((
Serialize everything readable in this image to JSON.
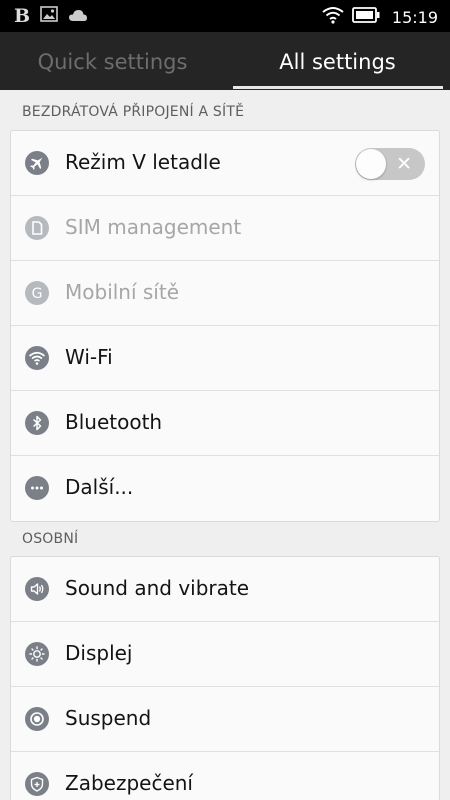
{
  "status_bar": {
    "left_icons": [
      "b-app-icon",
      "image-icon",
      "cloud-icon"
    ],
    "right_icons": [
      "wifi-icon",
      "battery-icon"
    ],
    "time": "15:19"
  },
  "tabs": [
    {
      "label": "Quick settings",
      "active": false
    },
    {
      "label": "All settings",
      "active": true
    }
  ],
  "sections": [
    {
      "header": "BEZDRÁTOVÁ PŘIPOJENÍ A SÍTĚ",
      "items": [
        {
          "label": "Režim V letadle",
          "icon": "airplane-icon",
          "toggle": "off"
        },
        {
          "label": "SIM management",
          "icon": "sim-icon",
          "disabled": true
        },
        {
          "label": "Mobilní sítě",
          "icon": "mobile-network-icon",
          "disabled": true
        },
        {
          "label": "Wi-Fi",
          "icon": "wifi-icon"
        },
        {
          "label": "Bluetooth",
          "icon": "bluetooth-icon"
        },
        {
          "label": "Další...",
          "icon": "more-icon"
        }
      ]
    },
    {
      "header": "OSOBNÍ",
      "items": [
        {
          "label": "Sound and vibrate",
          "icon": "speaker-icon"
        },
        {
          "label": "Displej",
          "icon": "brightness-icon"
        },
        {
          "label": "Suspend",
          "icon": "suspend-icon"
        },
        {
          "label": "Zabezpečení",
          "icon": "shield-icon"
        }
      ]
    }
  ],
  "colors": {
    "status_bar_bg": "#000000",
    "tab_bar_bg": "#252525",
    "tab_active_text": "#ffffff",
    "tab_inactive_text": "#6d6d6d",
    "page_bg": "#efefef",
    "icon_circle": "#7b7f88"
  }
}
))
((
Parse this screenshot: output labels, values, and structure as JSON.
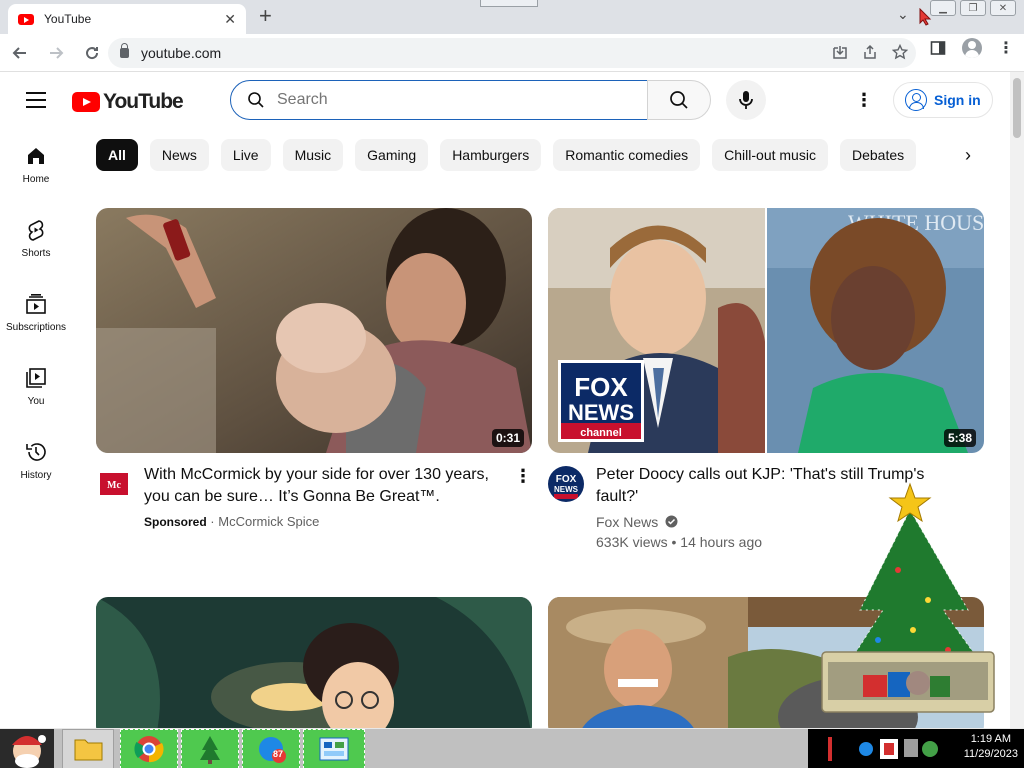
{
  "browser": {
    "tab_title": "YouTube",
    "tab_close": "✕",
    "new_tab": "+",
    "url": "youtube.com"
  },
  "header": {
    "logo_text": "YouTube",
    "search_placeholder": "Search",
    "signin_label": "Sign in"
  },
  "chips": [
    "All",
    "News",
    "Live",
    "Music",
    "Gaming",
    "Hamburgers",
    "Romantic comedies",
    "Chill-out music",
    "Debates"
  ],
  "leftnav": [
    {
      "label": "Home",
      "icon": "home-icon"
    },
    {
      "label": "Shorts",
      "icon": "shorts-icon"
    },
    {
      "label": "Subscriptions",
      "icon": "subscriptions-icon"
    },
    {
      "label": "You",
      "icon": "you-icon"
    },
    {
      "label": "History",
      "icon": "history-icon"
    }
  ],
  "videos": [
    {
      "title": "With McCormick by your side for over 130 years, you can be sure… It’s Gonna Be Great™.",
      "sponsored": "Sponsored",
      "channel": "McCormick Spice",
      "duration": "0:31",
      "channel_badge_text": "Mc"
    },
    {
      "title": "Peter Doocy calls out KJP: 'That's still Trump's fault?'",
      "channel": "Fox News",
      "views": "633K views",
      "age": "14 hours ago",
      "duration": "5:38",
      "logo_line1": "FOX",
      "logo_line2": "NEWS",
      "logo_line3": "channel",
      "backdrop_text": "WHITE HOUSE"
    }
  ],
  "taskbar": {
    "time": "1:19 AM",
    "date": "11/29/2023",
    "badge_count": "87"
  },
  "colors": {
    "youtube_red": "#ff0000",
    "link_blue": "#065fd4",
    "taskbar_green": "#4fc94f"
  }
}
))
◆ Given exercise: Which lines above contain the word "JSON"? Copy each of them.

◆ Exercise result:
Serialize everything readable in this image to JSON.
Parse this screenshot: output labels, values, and structure as JSON.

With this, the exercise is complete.